■ **Required task**
How many lines of the records hold the string "Dompet"? Reply with the number alone.

(Stored data)
__________________________________________________
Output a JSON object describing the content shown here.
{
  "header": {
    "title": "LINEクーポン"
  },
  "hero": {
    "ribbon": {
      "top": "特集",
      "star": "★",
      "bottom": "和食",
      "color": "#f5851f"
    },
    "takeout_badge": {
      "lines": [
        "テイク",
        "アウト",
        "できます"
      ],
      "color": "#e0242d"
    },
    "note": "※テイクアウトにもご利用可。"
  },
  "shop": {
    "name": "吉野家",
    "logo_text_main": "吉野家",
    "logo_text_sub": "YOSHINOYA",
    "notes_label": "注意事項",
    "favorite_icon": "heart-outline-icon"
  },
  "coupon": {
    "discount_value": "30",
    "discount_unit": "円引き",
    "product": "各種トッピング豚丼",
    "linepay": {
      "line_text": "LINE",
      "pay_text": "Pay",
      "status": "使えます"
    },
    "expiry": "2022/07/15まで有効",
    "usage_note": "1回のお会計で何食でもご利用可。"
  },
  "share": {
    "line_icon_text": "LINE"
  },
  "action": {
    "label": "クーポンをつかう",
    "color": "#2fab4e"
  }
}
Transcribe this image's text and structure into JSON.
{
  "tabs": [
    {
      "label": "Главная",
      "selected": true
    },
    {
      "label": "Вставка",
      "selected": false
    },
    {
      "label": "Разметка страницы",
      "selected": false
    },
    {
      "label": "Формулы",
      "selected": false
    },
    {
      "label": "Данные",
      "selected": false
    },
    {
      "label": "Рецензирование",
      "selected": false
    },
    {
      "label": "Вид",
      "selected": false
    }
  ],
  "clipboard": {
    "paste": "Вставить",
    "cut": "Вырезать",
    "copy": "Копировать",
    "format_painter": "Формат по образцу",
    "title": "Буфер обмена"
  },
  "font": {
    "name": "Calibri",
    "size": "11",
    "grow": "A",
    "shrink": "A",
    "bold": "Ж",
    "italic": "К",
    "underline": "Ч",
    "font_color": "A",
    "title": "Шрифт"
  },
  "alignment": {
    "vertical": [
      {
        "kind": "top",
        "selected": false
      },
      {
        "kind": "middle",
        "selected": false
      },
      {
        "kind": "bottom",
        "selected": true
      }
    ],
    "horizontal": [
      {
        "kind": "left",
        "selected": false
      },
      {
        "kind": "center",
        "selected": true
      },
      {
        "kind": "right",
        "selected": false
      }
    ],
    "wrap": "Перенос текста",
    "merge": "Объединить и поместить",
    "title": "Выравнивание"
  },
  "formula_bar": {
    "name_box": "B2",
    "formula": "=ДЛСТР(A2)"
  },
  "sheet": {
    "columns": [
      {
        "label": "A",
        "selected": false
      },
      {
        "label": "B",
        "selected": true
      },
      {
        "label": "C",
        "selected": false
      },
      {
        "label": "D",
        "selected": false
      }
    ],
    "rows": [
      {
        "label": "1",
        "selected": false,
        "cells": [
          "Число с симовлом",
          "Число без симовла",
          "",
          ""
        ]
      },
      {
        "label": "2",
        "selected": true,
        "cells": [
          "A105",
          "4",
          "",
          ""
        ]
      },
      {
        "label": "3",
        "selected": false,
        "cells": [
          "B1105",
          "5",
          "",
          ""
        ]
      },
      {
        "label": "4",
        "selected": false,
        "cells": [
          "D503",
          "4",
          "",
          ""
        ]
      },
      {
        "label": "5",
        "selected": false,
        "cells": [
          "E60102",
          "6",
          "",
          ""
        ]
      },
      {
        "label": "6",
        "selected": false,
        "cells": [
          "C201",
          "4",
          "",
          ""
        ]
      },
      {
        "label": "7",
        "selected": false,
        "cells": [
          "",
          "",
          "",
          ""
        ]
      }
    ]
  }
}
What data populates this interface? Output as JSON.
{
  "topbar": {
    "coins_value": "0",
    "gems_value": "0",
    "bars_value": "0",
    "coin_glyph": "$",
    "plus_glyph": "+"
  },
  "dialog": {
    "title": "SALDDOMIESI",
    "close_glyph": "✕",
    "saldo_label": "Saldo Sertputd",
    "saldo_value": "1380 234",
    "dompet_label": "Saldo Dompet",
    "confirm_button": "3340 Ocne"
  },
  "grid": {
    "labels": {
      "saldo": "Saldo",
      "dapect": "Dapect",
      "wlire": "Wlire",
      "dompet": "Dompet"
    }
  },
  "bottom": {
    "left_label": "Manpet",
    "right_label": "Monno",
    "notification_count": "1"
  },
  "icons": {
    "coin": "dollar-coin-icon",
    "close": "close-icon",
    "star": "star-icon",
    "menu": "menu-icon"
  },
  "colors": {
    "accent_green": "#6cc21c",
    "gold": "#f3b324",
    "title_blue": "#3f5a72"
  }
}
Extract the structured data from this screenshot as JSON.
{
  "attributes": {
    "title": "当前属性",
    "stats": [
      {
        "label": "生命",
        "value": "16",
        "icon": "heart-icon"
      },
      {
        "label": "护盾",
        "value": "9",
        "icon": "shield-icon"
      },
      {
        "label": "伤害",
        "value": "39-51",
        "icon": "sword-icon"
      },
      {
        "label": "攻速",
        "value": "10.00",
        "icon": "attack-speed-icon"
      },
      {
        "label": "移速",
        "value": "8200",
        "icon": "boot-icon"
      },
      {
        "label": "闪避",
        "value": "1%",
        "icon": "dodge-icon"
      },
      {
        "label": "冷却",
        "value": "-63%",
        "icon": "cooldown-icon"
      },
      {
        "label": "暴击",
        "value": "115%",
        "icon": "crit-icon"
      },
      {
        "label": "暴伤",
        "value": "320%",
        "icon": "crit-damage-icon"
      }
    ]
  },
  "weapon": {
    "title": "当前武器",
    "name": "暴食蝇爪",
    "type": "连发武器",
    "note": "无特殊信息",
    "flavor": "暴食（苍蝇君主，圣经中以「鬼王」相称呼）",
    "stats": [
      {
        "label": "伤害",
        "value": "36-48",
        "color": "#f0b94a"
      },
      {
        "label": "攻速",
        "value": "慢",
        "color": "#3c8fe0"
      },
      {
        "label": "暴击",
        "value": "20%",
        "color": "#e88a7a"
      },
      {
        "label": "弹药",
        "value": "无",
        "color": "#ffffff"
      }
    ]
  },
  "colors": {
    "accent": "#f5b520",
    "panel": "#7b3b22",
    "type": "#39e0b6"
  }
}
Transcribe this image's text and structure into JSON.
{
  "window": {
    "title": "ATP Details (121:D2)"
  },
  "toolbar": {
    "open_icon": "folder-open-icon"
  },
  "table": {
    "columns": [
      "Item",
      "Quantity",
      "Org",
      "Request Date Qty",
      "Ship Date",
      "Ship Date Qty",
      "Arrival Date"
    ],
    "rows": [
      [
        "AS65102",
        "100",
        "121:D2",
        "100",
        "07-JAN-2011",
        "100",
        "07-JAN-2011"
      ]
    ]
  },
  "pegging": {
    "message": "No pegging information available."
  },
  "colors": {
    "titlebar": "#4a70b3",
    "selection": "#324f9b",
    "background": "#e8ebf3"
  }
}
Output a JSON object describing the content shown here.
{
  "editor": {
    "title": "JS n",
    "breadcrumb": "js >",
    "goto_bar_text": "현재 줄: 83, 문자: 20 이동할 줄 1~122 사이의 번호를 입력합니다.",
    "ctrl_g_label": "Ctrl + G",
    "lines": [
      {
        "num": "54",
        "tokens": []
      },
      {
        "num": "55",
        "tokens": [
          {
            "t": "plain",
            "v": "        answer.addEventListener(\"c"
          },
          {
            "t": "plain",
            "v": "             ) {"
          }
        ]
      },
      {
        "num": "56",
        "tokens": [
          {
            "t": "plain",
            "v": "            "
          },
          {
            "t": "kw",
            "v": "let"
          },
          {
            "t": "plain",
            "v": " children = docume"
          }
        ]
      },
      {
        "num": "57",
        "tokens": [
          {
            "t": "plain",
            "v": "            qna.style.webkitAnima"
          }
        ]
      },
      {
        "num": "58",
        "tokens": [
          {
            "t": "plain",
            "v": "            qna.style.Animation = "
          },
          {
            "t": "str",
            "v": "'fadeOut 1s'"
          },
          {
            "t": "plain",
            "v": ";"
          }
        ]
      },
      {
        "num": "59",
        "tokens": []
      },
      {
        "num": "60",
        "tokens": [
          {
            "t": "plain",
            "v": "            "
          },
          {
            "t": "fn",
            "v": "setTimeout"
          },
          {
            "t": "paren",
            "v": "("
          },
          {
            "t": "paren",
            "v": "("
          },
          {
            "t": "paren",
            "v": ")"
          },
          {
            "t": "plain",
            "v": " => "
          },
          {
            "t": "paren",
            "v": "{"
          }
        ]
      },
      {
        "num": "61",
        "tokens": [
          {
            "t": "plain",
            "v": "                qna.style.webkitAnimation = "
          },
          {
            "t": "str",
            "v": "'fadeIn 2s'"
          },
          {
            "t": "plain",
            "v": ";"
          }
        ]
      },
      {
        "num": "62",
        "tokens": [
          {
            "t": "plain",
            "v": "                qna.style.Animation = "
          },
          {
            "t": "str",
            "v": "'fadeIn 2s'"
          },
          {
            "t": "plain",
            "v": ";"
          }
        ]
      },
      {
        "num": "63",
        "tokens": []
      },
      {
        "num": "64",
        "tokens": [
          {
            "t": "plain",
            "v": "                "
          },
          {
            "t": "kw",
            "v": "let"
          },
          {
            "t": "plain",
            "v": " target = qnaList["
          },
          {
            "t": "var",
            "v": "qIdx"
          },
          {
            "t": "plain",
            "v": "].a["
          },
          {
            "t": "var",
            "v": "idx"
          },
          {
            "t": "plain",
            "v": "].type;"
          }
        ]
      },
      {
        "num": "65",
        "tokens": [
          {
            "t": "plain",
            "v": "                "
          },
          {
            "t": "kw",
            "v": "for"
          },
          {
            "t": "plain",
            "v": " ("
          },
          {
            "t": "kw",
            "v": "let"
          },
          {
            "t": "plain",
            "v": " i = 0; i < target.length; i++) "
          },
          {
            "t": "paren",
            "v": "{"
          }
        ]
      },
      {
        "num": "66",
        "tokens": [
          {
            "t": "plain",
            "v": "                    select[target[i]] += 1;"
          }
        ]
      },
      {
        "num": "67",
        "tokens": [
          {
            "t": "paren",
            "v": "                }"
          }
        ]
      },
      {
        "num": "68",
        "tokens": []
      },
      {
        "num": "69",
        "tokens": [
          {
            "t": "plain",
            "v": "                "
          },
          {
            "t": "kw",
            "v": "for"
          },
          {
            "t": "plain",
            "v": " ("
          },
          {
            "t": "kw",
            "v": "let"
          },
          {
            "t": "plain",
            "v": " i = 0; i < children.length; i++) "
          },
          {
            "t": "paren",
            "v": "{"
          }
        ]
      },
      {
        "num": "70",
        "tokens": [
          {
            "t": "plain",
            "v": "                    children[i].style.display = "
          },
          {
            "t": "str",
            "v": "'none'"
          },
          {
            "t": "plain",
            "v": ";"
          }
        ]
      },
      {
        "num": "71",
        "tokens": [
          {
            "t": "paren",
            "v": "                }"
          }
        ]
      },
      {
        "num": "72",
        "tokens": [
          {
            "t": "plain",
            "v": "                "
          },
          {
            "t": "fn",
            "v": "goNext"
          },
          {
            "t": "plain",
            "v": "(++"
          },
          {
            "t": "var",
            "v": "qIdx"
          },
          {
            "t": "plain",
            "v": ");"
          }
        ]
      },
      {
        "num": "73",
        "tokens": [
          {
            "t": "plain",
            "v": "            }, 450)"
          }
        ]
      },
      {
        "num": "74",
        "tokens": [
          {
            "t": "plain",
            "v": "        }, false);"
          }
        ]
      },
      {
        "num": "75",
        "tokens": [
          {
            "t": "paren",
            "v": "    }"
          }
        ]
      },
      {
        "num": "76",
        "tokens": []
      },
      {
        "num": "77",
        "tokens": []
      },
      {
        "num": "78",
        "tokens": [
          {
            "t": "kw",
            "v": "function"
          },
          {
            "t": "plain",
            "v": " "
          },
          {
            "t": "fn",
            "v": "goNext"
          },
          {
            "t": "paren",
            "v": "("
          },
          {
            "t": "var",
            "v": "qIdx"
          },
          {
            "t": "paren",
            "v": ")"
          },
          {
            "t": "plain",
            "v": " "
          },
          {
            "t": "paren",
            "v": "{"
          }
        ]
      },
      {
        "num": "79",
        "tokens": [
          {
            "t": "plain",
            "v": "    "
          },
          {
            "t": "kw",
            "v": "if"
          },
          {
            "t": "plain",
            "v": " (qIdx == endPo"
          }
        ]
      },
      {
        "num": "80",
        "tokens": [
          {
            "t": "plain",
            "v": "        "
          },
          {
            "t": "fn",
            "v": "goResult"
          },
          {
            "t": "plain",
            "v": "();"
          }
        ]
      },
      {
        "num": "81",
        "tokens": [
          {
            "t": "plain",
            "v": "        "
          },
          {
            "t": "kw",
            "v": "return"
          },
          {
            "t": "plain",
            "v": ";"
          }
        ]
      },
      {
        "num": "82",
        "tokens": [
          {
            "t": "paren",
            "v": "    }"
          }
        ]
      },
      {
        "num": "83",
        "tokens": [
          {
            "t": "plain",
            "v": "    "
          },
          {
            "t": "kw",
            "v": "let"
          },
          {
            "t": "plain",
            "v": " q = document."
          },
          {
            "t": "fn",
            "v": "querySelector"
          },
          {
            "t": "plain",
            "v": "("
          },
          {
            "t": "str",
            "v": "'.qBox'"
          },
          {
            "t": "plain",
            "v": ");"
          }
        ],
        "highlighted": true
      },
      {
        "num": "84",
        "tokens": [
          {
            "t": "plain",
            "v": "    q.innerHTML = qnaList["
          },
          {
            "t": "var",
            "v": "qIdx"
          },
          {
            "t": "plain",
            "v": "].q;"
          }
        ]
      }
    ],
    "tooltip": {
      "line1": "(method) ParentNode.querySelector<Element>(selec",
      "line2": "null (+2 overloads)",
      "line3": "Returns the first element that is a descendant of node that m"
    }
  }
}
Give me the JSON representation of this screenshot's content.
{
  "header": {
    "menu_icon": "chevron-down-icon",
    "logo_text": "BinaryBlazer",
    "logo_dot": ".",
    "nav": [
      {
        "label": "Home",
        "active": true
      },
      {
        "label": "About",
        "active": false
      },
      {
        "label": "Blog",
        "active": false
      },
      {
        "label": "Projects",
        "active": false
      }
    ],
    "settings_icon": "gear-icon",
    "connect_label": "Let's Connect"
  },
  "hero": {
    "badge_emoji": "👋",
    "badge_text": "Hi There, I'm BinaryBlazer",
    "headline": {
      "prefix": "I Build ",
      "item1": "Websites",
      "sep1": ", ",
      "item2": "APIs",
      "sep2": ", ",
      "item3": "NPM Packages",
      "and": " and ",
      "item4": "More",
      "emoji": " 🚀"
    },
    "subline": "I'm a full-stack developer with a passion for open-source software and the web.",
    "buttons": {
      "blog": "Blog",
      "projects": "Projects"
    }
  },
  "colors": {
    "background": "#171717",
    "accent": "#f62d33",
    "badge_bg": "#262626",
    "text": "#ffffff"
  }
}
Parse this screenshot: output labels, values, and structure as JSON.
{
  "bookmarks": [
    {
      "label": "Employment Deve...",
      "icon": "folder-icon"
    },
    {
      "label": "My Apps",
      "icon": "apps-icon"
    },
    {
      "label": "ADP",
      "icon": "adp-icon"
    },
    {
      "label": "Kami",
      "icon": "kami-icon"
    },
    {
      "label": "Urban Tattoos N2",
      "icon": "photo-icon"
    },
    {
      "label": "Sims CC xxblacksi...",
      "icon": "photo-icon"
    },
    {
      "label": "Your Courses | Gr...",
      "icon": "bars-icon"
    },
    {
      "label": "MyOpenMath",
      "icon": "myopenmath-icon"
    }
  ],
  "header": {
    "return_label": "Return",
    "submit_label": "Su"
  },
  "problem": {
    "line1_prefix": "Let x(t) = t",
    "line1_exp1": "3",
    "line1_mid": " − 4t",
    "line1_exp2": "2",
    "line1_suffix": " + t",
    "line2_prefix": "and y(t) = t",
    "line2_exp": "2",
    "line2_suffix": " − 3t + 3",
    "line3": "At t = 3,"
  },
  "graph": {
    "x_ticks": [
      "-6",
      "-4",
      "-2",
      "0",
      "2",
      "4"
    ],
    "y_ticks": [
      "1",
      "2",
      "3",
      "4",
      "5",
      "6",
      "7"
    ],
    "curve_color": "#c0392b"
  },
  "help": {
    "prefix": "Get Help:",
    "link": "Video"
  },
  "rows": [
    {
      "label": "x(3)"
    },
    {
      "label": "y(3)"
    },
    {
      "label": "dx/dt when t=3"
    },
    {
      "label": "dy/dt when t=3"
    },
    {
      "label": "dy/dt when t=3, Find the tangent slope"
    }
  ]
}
__________________________________________________
■ **Task solution**
2